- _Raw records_

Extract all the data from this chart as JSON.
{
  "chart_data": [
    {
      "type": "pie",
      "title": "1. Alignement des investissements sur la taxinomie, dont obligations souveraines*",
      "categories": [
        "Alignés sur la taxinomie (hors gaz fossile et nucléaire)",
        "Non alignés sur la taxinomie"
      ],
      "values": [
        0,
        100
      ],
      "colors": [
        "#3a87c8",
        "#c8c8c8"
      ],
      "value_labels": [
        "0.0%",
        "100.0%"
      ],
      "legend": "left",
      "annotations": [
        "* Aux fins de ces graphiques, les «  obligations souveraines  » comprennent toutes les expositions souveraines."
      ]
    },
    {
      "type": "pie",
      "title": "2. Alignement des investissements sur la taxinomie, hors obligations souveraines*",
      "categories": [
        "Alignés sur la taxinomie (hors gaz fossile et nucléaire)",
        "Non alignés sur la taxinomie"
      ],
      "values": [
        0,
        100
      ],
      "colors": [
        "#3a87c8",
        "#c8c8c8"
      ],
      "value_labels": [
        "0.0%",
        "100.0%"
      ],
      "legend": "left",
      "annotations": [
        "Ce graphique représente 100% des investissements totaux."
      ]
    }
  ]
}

- _What is asked_
Write out every entry word for word.

- _The result_
Extract all the data from this chart as JSON.
{
  "chart_data": [
    {
      "type": "pie",
      "title": "1. Alignement des investissements sur la taxinomie, dont obligations souveraines*",
      "categories": [
        "Alignés sur la taxinomie (hors gaz fossile et nucléaire)",
        "Non alignés sur la taxinomie"
      ],
      "values": [
        0,
        100
      ],
      "colors": [
        "#3a87c8",
        "#c8c8c8"
      ],
      "value_labels": [
        "0.0%",
        "100.0%"
      ],
      "legend": "left",
      "annotations": [
        "* Aux fins de ces graphiques, les «  obligations souveraines  » comprennent toutes les expositions souveraines."
      ]
    },
    {
      "type": "pie",
      "title": "2. Alignement des investissements sur la taxinomie, hors obligations souveraines*",
      "categories": [
        "Alignés sur la taxinomie (hors gaz fossile et nucléaire)",
        "Non alignés sur la taxinomie"
      ],
      "values": [
        0,
        100
      ],
      "colors": [
        "#3a87c8",
        "#c8c8c8"
      ],
      "value_labels": [
        "0.0%",
        "100.0%"
      ],
      "legend": "left",
      "annotations": [
        "Ce graphique représente 100% des investissements totaux."
      ]
    }
  ]
}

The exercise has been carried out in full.